▶ **SET OF TASKS**:
a) Reproduce the SCVMM troubleshooting page word for word, from "2. TCP Offloading" to "and Host computer.".
b) Continue the guide on fixing a 'Not Responding' host status in SCVMM 2008 from where it stops.

--- BEGIN PASSAGE ---

How to troubleshoot Host status of 'Not Responding' in SCVMM 2008

This is one of the most often asked questions on our support forums. And it can also be rather difficult to troubleshoot although if you follow the steps below you can systematically approach this issue and usually resolve it. While we're on the topic, this status indicates that the VMM server is unable to communicate with the Host for some reason. If this communication is interrupted for any reason, even intermittently, then you can expect the Host status to change in the VMM admin console.

1. The first item to check is to make sure that the following hotfixes are installed:

·          958124 A wmiprvse.exe process may leak memory when a WMI notification query is used heavily on a Windows Server 2008-based or Windows Vista-based computer

·          954563 Memory corruption may occur with the Windows Management Instrumentation (WMI) service on a computer that is running Windows Server 2008 or Windows Vista Service Pack 1

·          955805 Certain applications become very slow on a Windows Server 2008-based or Windows Vista S955805-based computer when a certificate with SIA extension is installed

·          961983 Description of the hotfix rollup package for System Center Virtual Machine Manager 2008: April 14th, 2009

 

2. TCP Offloading - will need to be disabled in Windows, the registry and also in any NIC teaming management software that may be in use. It is very important to check in all three locations to ensure that TCP Offloading is completely disabled. This operation needs to be performed on both the VMM server and Host computer.

--- END PASSAGE ---
--- BEGIN DATASET CONTENT ---

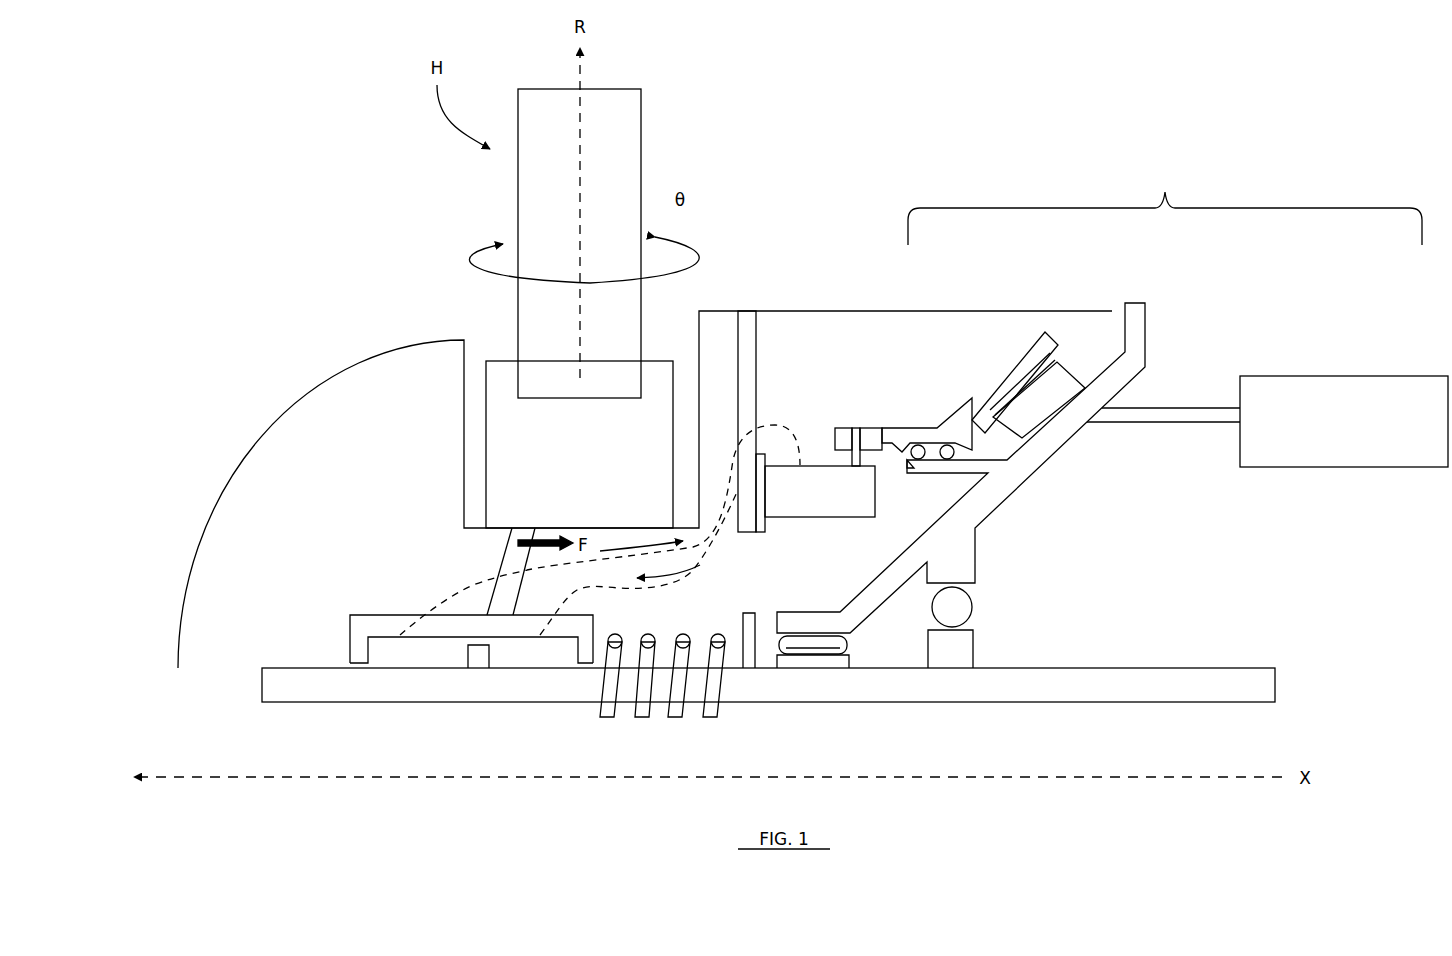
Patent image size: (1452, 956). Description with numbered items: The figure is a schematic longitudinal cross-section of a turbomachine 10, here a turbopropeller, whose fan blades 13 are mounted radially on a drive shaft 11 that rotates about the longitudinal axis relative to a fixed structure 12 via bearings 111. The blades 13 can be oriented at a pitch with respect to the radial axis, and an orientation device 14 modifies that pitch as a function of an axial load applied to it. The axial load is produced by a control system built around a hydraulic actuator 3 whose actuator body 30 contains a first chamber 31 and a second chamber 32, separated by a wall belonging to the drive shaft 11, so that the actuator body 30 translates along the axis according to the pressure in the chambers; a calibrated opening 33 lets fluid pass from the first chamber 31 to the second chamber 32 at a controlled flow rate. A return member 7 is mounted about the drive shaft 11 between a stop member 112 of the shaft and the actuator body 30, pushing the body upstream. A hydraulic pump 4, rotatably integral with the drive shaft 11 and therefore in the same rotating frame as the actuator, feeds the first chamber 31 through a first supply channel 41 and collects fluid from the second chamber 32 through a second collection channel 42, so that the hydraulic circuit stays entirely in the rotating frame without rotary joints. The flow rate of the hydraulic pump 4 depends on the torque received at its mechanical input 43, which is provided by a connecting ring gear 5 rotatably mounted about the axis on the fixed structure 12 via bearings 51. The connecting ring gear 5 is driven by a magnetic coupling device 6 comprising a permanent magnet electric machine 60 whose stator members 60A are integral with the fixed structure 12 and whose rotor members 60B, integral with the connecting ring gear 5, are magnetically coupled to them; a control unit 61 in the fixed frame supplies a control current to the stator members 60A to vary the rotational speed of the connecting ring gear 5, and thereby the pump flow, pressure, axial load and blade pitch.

--- END DATASET CONTENT ---

▶ **OUTPUTS FOR THE TASKS**:
a)
2. TCP Offloading - will need to be disabled in Windows, the registry and also in any NIC teaming management software that may be in use. It is very important to check in all three locations to ensure that TCP Offloading is completely disabled. This operation needs to be performed on both the VMM server and Host computer.

b)
· Locate all physical NICs in the registry under the following key: 'HKLM\System\CurrentControlSet\Control\Class\{4D36E972-E325-11CE-BFC1-08002BE10318}'

· There will be folders with four digits, starting with '0000'. Locate the ones that show the physical NIC names on the right. Look for the 'DriverDesc' value on the right; this should have the name of a NIC such as 'HP NC360T PCIe Gigabit Server Adapter.' For each of these, make the changes below.

            Disable All Vendor specific Offloading. Set values for any entries below that include the word 'Offload' to '0' (Disabled)
*FlowControl

No description available

                        *IPChecksumOffloadIPv4
Describes whether the device enabled or disabled the calculation of IPv4 checksums.
*TCPChecksumOffloadIPv4
Describes whether the device enabled or disabled the calculation of TCP Checksum over IPv4 packets.
*TCPChecksumOffloadIPv6
Describes whether the device enabled or disabled the calculation of TCP checksum over IPv6 packets.
*UDPChecksumOffloadIPv4
Describes whether the device enabled or disabled the calculation of UDP Checksum over IPv4 packets.
*UDPChecksumOffloadIPv6
Describes whether the device enabled or disabled the calculation of UDP Checksum over IPv6 packets.
*LsoV1IPv4
Describes whether the device enabled or disabled the segmentation of large TCP packets over IPv4 for large send offload version 1 (LSOv1).
*LsoV2IPv4
Describes whether the device enabled or disabled the segmentation of large TCP packets over IPv4 for large send offload version 2 (LSOv2).
*LsoV2IPv6
Describes whether the device enabled or disabled the segmentation of large TCP packets over IPv6 for large send offload version 2 (LSOv2).
*IPsecOffloadV1IPv4
Describes whether the device enabled or disabled the calculation of IPsec headers over IPv4.
*IPsecOffloadV2
Describes whether the device enabled or disabled IPsec offload version 2 (IPsecOV2). IPsecOV2 provides support for additional crypto-algorithms, IPv6, and co-existence with large send offload version 2 (LSOv2).
*IPsecOffloadV2IPv4
Describes whether the device enabled or disabled IPsecOV2 for IPv4 only.
*RSS
Receive side scaling
*TCPUDPChecksumOffloadIPv4
Describes whether the device enabled or disabled the calculation of TCP or UDP checksum over IPv4.
*TCPUDPChecksumOffloadIPv6
Describes whether the device enabled or disabled the calculation of TCP or UDP checksum over IPv6.

· Disable Offloading in Windows.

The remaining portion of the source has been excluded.